─── Entries supplied

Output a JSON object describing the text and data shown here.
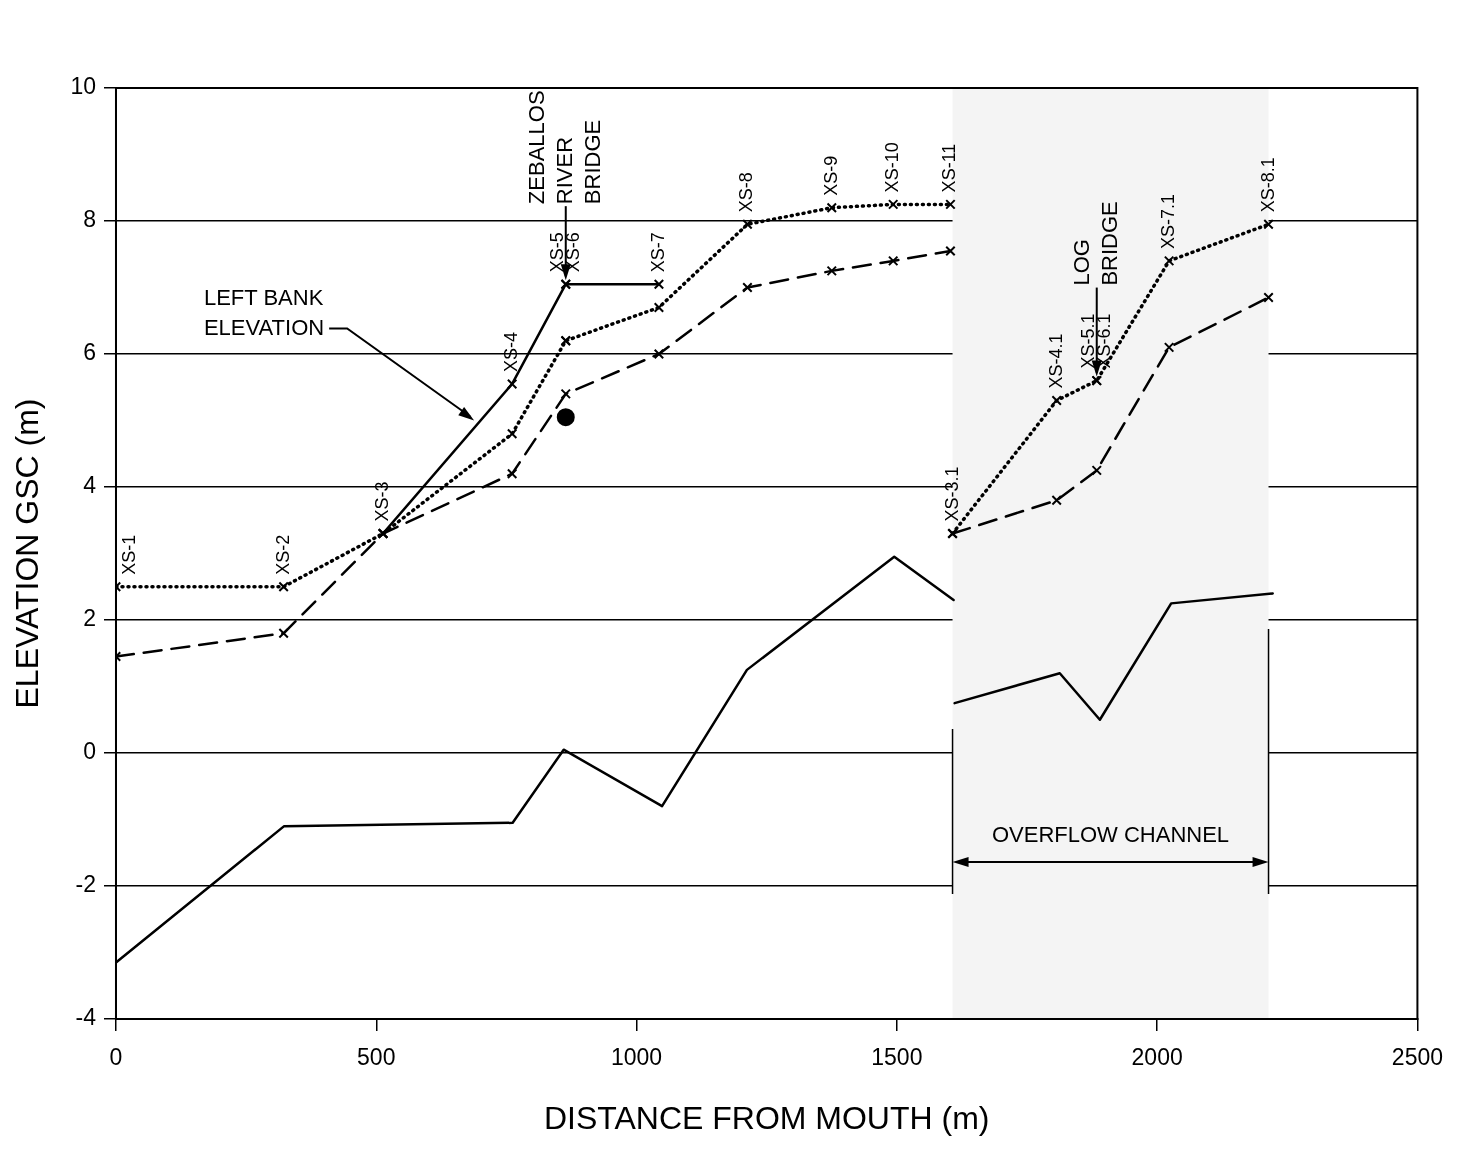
{
  "chart_data": {
    "type": "line",
    "xlabel": "DISTANCE FROM MOUTH (m)",
    "ylabel": "ELEVATION GSC (m)",
    "xlim": [
      0,
      2500
    ],
    "xticks": [
      0,
      500,
      1000,
      1500,
      2000,
      2500
    ],
    "ylim": [
      -4,
      10
    ],
    "yticks": [
      -4,
      -2,
      0,
      2,
      4,
      6,
      8,
      10
    ],
    "grid": "y",
    "legend": false,
    "series": [
      {
        "color": "#000000",
        "line_style": "dotted",
        "marker": "cross",
        "x": [
          0,
          322,
          513,
          761,
          864,
          864,
          1043,
          1213,
          1375,
          1493,
          1603,
          1605,
          1607,
          1807,
          1884,
          1884,
          2023,
          2214
        ],
        "values": [
          2.5,
          2.5,
          3.3,
          4.8,
          6.2,
          6.2,
          6.7,
          7.95,
          8.2,
          8.25,
          8.25,
          null,
          3.3,
          5.3,
          5.6,
          5.6,
          7.4,
          7.95
        ],
        "value_labels": [
          "XS-1",
          "XS-2",
          "XS-3",
          null,
          null,
          null,
          null,
          "XS-8",
          "XS-9",
          "XS-10",
          "XS-11",
          null,
          "XS-3.1",
          "XS-4.1",
          "XS-5.1",
          "XS-6.1",
          "XS-7.1",
          "XS-8.1"
        ]
      },
      {
        "color": "#000000",
        "line_style": "dashed",
        "marker": "cross",
        "x": [
          0,
          322,
          513,
          761,
          864,
          1043,
          1213,
          1375,
          1493,
          1603,
          1605,
          1607,
          1807,
          1884,
          2023,
          2214
        ],
        "values": [
          1.45,
          1.8,
          3.3,
          4.2,
          5.4,
          6.0,
          7.0,
          7.25,
          7.4,
          7.55,
          null,
          3.3,
          3.8,
          4.25,
          6.1,
          6.85
        ]
      },
      {
        "color": "#000000",
        "line_style": "solid",
        "marker": "cross",
        "x": [
          513,
          761,
          864,
          864,
          1043
        ],
        "values": [
          3.3,
          5.55,
          7.05,
          7.05,
          7.05
        ],
        "value_labels": [
          null,
          "XS-4",
          "XS-5",
          "XS-6",
          "XS-7"
        ]
      },
      {
        "color": "#000000",
        "line_style": "solid",
        "marker": "none",
        "x": [
          0,
          323,
          762,
          860,
          1049,
          1212,
          1495,
          1609,
          1610,
          1611,
          1813,
          1890,
          2027,
          2222
        ],
        "values": [
          -3.15,
          -1.1,
          -1.05,
          0.05,
          -0.8,
          1.25,
          2.95,
          2.3,
          null,
          0.75,
          1.2,
          0.5,
          2.25,
          2.4
        ]
      },
      {
        "type": "scatter",
        "color": "#000000",
        "marker": "circle",
        "x": [
          864
        ],
        "values": [
          5.05
        ]
      }
    ],
    "annotations": [
      {
        "text": "ZEBALLOS RIVER BRIDGE",
        "x": 864,
        "y": 7.05
      },
      {
        "text": "LOG BRIDGE",
        "x": 1884,
        "y": 5.6
      },
      {
        "text": "LEFT BANK ELEVATION",
        "x": 688,
        "y": 5.0
      }
    ],
    "bands": [
      {
        "axis": "x",
        "from": 1607,
        "to": 2214,
        "label": "OVERFLOW CHANNEL",
        "color": "#f4f4f4"
      }
    ]
  }
}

──────

◆ **Given task**
Write out the listing above exactly as it stands, pictures excluded.

◆ **Task result**
Output a JSON object describing the text and data shown here.
{
  "chart_data": {
    "type": "line",
    "xlabel": "DISTANCE FROM MOUTH (m)",
    "ylabel": "ELEVATION GSC (m)",
    "xlim": [
      0,
      2500
    ],
    "xticks": [
      0,
      500,
      1000,
      1500,
      2000,
      2500
    ],
    "ylim": [
      -4,
      10
    ],
    "yticks": [
      -4,
      -2,
      0,
      2,
      4,
      6,
      8,
      10
    ],
    "grid": "y",
    "legend": false,
    "series": [
      {
        "color": "#000000",
        "line_style": "dotted",
        "marker": "cross",
        "x": [
          0,
          322,
          513,
          761,
          864,
          864,
          1043,
          1213,
          1375,
          1493,
          1603,
          1605,
          1607,
          1807,
          1884,
          1884,
          2023,
          2214
        ],
        "values": [
          2.5,
          2.5,
          3.3,
          4.8,
          6.2,
          6.2,
          6.7,
          7.95,
          8.2,
          8.25,
          8.25,
          null,
          3.3,
          5.3,
          5.6,
          5.6,
          7.4,
          7.95
        ],
        "value_labels": [
          "XS-1",
          "XS-2",
          "XS-3",
          null,
          null,
          null,
          null,
          "XS-8",
          "XS-9",
          "XS-10",
          "XS-11",
          null,
          "XS-3.1",
          "XS-4.1",
          "XS-5.1",
          "XS-6.1",
          "XS-7.1",
          "XS-8.1"
        ]
      },
      {
        "color": "#000000",
        "line_style": "dashed",
        "marker": "cross",
        "x": [
          0,
          322,
          513,
          761,
          864,
          1043,
          1213,
          1375,
          1493,
          1603,
          1605,
          1607,
          1807,
          1884,
          2023,
          2214
        ],
        "values": [
          1.45,
          1.8,
          3.3,
          4.2,
          5.4,
          6.0,
          7.0,
          7.25,
          7.4,
          7.55,
          null,
          3.3,
          3.8,
          4.25,
          6.1,
          6.85
        ]
      },
      {
        "color": "#000000",
        "line_style": "solid",
        "marker": "cross",
        "x": [
          513,
          761,
          864,
          864,
          1043
        ],
        "values": [
          3.3,
          5.55,
          7.05,
          7.05,
          7.05
        ],
        "value_labels": [
          null,
          "XS-4",
          "XS-5",
          "XS-6",
          "XS-7"
        ]
      },
      {
        "color": "#000000",
        "line_style": "solid",
        "marker": "none",
        "x": [
          0,
          323,
          762,
          860,
          1049,
          1212,
          1495,
          1609,
          1610,
          1611,
          1813,
          1890,
          2027,
          2222
        ],
        "values": [
          -3.15,
          -1.1,
          -1.05,
          0.05,
          -0.8,
          1.25,
          2.95,
          2.3,
          null,
          0.75,
          1.2,
          0.5,
          2.25,
          2.4
        ]
      },
      {
        "type": "scatter",
        "color": "#000000",
        "marker": "circle",
        "x": [
          864
        ],
        "values": [
          5.05
        ]
      }
    ],
    "annotations": [
      {
        "text": "ZEBALLOS RIVER BRIDGE",
        "x": 864,
        "y": 7.05
      },
      {
        "text": "LOG BRIDGE",
        "x": 1884,
        "y": 5.6
      },
      {
        "text": "LEFT BANK ELEVATION",
        "x": 688,
        "y": 5.0
      }
    ],
    "bands": [
      {
        "axis": "x",
        "from": 1607,
        "to": 2214,
        "label": "OVERFLOW CHANNEL",
        "color": "#f4f4f4"
      }
    ]
  }
}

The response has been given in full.